(Direction)
Show only lines that include "использования".

(Material provided)
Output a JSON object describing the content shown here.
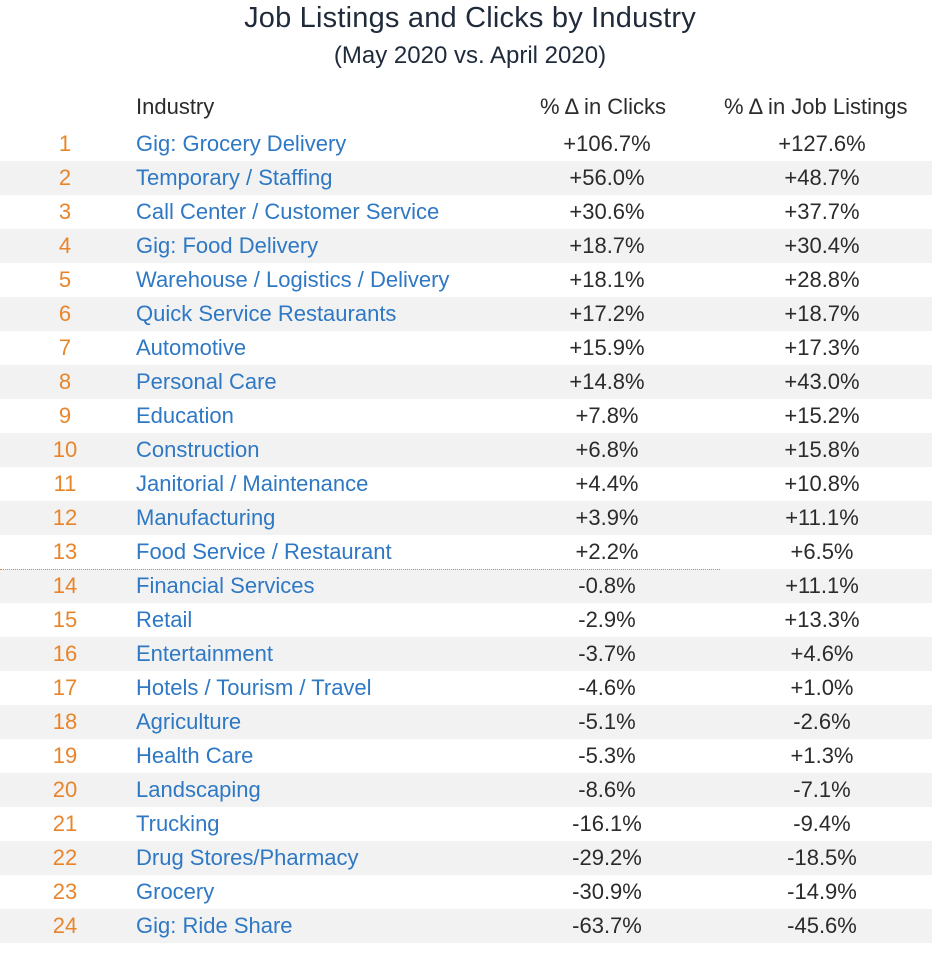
{
  "chart_data": {
    "type": "table",
    "title": "Job Listings and Clicks by Industry",
    "subtitle": "(May 2020 vs. April 2020)",
    "columns": [
      "Industry",
      "% Δ in Clicks",
      "% Δ in Job Listings"
    ],
    "rows": [
      {
        "rank": "1",
        "industry": "Gig: Grocery Delivery",
        "clicks": "+106.7%",
        "jobs": "+127.6%"
      },
      {
        "rank": "2",
        "industry": "Temporary / Staffing",
        "clicks": "+56.0%",
        "jobs": "+48.7%"
      },
      {
        "rank": "3",
        "industry": "Call Center / Customer Service",
        "clicks": "+30.6%",
        "jobs": "+37.7%"
      },
      {
        "rank": "4",
        "industry": "Gig: Food Delivery",
        "clicks": "+18.7%",
        "jobs": "+30.4%"
      },
      {
        "rank": "5",
        "industry": "Warehouse / Logistics / Delivery",
        "clicks": "+18.1%",
        "jobs": "+28.8%"
      },
      {
        "rank": "6",
        "industry": "Quick Service Restaurants",
        "clicks": "+17.2%",
        "jobs": "+18.7%"
      },
      {
        "rank": "7",
        "industry": "Automotive",
        "clicks": "+15.9%",
        "jobs": "+17.3%"
      },
      {
        "rank": "8",
        "industry": "Personal Care",
        "clicks": "+14.8%",
        "jobs": "+43.0%"
      },
      {
        "rank": "9",
        "industry": "Education",
        "clicks": "+7.8%",
        "jobs": "+15.2%"
      },
      {
        "rank": "10",
        "industry": "Construction",
        "clicks": "+6.8%",
        "jobs": "+15.8%"
      },
      {
        "rank": "11",
        "industry": "Janitorial / Maintenance",
        "clicks": "+4.4%",
        "jobs": "+10.8%"
      },
      {
        "rank": "12",
        "industry": "Manufacturing",
        "clicks": "+3.9%",
        "jobs": "+11.1%"
      },
      {
        "rank": "13",
        "industry": "Food Service / Restaurant",
        "clicks": "+2.2%",
        "jobs": "+6.5%"
      },
      {
        "rank": "14",
        "industry": "Financial Services",
        "clicks": "-0.8%",
        "jobs": "+11.1%"
      },
      {
        "rank": "15",
        "industry": "Retail",
        "clicks": "-2.9%",
        "jobs": "+13.3%"
      },
      {
        "rank": "16",
        "industry": "Entertainment",
        "clicks": "-3.7%",
        "jobs": "+4.6%"
      },
      {
        "rank": "17",
        "industry": "Hotels / Tourism / Travel",
        "clicks": "-4.6%",
        "jobs": "+1.0%"
      },
      {
        "rank": "18",
        "industry": "Agriculture",
        "clicks": "-5.1%",
        "jobs": "-2.6%"
      },
      {
        "rank": "19",
        "industry": "Health Care",
        "clicks": "-5.3%",
        "jobs": "+1.3%"
      },
      {
        "rank": "20",
        "industry": "Landscaping",
        "clicks": "-8.6%",
        "jobs": "-7.1%"
      },
      {
        "rank": "21",
        "industry": "Trucking",
        "clicks": "-16.1%",
        "jobs": "-9.4%"
      },
      {
        "rank": "22",
        "industry": "Drug Stores/Pharmacy",
        "clicks": "-29.2%",
        "jobs": "-18.5%"
      },
      {
        "rank": "23",
        "industry": "Grocery",
        "clicks": "-30.9%",
        "jobs": "-14.9%"
      },
      {
        "rank": "24",
        "industry": "Gig: Ride Share",
        "clicks": "-63.7%",
        "jobs": "-45.6%"
      }
    ]
  },
  "colors": {
    "rank": "#e8852a",
    "industry": "#2e78c4",
    "stripe": "#f2f2f2",
    "divider": "#e8852a"
  }
}
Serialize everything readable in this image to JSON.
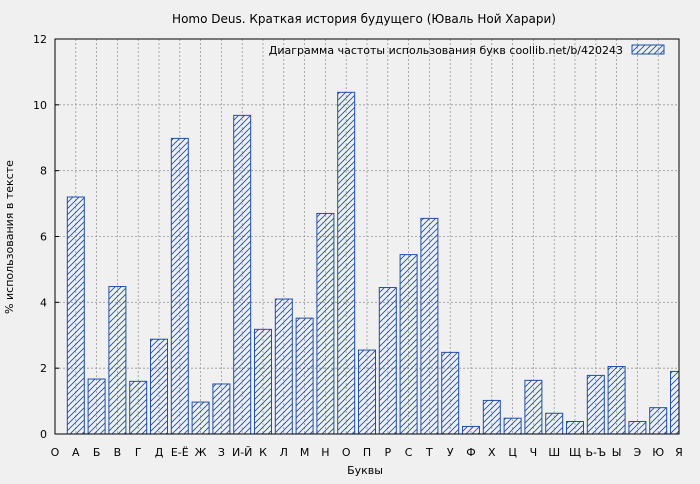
{
  "chart_data": {
    "type": "bar",
    "title": "Homo Deus. Краткая история будущего (Юваль Ной Харари)",
    "xlabel": "Буквы",
    "ylabel": "% использования в тексте",
    "ylim": [
      0,
      12
    ],
    "yticks": [
      "0",
      "2",
      "4",
      "6",
      "8",
      "10",
      "12"
    ],
    "grid": true,
    "legend": {
      "label": "Диаграмма частоты использования букв  coollib.net/b/420243",
      "position": "top-right"
    },
    "categories": [
      "О",
      "А",
      "Б",
      "В",
      "Г",
      "Д",
      "Е-Ё",
      "Ж",
      "З",
      "И-Й",
      "К",
      "Л",
      "М",
      "Н",
      "О",
      "П",
      "Р",
      "С",
      "Т",
      "У",
      "Ф",
      "Х",
      "Ц",
      "Ч",
      "Ш",
      "Щ",
      "Ь-Ъ",
      "Ы",
      "Э",
      "Ю",
      "Я"
    ],
    "values": [
      null,
      7.2,
      1.67,
      4.48,
      1.6,
      2.88,
      8.98,
      0.97,
      1.52,
      9.68,
      3.18,
      4.1,
      3.52,
      6.7,
      10.38,
      2.55,
      4.45,
      5.45,
      6.55,
      2.48,
      0.23,
      1.02,
      0.48,
      1.63,
      0.63,
      0.38,
      1.78,
      2.05,
      0.38,
      0.8,
      1.9
    ],
    "colors": {
      "bar_stroke": "#1f4fa8",
      "bar_hatch": "#1f4fa8",
      "grid": "#9a9a9a",
      "background": "#f0f0f0"
    }
  }
}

(Output for this task)
    "ylabel": "% использования в тексте",
      "label": "Диаграмма частоты использования букв  coollib.net/b/420243",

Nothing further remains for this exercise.